Aim:
Copy each line containing the word "假设图中数据为" from the records that follow, please.
****************************************
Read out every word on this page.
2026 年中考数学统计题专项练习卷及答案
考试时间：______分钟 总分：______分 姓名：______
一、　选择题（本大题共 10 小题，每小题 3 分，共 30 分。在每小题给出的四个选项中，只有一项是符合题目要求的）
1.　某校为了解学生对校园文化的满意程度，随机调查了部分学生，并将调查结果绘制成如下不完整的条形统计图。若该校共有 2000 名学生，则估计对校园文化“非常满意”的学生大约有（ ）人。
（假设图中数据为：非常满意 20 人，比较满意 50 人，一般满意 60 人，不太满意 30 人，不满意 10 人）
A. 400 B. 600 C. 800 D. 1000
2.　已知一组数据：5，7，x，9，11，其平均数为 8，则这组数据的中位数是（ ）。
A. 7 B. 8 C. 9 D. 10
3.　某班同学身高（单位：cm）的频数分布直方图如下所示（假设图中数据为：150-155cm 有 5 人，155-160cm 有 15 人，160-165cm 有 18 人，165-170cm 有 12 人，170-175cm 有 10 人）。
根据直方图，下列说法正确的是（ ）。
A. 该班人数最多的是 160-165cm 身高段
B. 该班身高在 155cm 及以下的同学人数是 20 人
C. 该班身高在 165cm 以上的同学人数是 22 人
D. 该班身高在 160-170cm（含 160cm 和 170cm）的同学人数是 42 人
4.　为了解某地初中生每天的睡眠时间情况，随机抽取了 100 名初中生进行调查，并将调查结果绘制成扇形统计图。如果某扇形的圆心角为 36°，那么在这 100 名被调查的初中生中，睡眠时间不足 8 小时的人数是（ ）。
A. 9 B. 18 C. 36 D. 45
****************************************
Expected answer:
（假设图中数据为：非常满意 20 人，比较满意 50 人，一般满意 60 人，不太满意 30 人，不满意 10 人）
3.　某班同学身高（单位：cm）的频数分布直方图如下所示（假设图中数据为：150-155cm 有 5 人，155-160cm 有 15 人，160-165cm 有 18 人，165-170cm 有 12 人，170-175cm 有 10 人）。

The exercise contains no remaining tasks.